▸ Your task
Identify the lines that include the word "label", then copy all of them.

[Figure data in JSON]

┄┄┄┄┄┄┄┄┄┄

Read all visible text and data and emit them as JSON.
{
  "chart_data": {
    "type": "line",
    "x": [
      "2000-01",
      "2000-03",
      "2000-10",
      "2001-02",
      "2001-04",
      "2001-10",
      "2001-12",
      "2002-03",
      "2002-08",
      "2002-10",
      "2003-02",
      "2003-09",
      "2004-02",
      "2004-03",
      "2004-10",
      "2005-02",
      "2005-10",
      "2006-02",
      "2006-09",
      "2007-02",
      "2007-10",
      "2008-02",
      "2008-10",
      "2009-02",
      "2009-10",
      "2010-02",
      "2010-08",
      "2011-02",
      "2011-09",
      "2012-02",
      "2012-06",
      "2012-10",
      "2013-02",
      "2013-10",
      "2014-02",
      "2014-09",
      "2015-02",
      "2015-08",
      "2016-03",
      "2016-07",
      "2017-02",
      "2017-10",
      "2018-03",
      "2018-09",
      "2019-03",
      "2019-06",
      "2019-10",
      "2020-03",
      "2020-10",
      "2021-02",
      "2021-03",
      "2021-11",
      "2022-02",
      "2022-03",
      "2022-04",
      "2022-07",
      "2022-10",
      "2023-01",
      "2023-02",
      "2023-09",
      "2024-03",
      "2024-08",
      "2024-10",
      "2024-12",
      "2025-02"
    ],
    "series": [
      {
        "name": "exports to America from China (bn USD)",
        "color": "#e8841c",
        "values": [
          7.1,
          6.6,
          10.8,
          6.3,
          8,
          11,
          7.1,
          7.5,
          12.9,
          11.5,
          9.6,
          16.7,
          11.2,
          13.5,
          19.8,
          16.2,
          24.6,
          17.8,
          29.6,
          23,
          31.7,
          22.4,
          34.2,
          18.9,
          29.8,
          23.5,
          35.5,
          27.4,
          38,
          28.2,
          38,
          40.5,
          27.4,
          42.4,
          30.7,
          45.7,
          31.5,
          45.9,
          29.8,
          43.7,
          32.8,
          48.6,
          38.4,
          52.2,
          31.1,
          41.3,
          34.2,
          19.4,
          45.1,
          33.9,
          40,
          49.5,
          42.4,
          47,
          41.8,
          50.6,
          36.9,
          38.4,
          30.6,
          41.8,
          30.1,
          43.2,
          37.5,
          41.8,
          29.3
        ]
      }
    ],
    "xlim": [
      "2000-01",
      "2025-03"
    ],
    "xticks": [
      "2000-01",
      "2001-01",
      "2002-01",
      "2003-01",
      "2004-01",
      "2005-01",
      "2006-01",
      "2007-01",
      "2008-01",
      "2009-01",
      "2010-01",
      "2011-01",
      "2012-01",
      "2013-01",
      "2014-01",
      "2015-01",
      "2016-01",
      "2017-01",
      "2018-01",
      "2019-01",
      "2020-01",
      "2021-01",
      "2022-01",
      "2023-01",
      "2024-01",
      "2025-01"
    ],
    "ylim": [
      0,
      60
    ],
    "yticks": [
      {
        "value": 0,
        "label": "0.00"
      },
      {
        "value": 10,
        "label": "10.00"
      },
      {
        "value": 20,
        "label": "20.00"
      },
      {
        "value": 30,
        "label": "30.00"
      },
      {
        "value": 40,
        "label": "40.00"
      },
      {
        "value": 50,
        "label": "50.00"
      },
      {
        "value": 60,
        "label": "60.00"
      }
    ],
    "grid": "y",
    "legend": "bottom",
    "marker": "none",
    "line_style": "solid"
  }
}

┄┄┄┄┄┄┄┄┄┄

▸ Answer to the task
        "label": "0.00"
        "label": "10.00"
        "label": "20.00"
        "label": "30.00"
        "label": "40.00"
        "label": "50.00"
        "label": "60.00"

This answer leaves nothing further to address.